## PROBLEM REQUIREMENTS
Skip the pictures and extract all of the lines exactly as written.

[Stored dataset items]
----------------
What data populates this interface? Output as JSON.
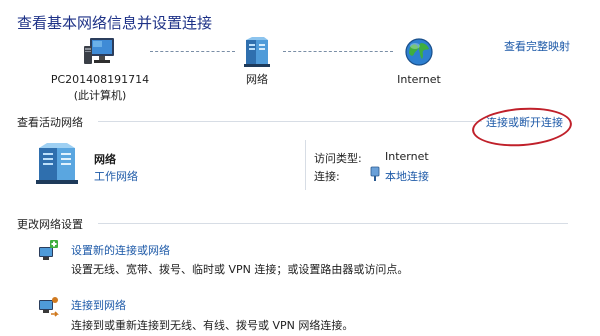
{
  "page": {
    "title": "查看基本网络信息并设置连接",
    "full_map_link": "查看完整映射"
  },
  "map": {
    "computer": {
      "name": "PC201408191714",
      "subtitle": "(此计算机)"
    },
    "network": {
      "name": "网络"
    },
    "internet": {
      "name": "Internet"
    }
  },
  "active": {
    "header": "查看活动网络",
    "connect_link": "连接或断开连接",
    "network_name": "网络",
    "network_type": "工作网络",
    "access_type_label": "访问类型:",
    "access_type_value": "Internet",
    "connection_label": "连接:",
    "connection_value": "本地连接"
  },
  "change": {
    "header": "更改网络设置",
    "items": [
      {
        "title": "设置新的连接或网络",
        "desc": "设置无线、宽带、拨号、临时或 VPN 连接；或设置路由器或访问点。"
      },
      {
        "title": "连接到网络",
        "desc": "连接到或重新连接到无线、有线、拨号或 VPN 网络连接。"
      }
    ]
  },
  "colors": {
    "title": "#1e3287",
    "link": "#1e5aa8",
    "highlight_oval": "#c0202a"
  }
}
----------------
## TASK RESPONSE
What data populates this interface? Output as JSON.
{
  "page": {
    "title": "查看基本网络信息并设置连接",
    "full_map_link": "查看完整映射"
  },
  "map": {
    "computer": {
      "name": "PC201408191714",
      "subtitle": "(此计算机)"
    },
    "network": {
      "name": "网络"
    },
    "internet": {
      "name": "Internet"
    }
  },
  "active": {
    "header": "查看活动网络",
    "connect_link": "连接或断开连接",
    "network_name": "网络",
    "network_type": "工作网络",
    "access_type_label": "访问类型:",
    "access_type_value": "Internet",
    "connection_label": "连接:",
    "connection_value": "本地连接"
  },
  "change": {
    "header": "更改网络设置",
    "items": [
      {
        "title": "设置新的连接或网络",
        "desc": "设置无线、宽带、拨号、临时或 VPN 连接；或设置路由器或访问点。"
      },
      {
        "title": "连接到网络",
        "desc": "连接到或重新连接到无线、有线、拨号或 VPN 网络连接。"
      }
    ]
  },
  "colors": {
    "title": "#1e3287",
    "link": "#1e5aa8",
    "highlight_oval": "#c0202a"
  }
}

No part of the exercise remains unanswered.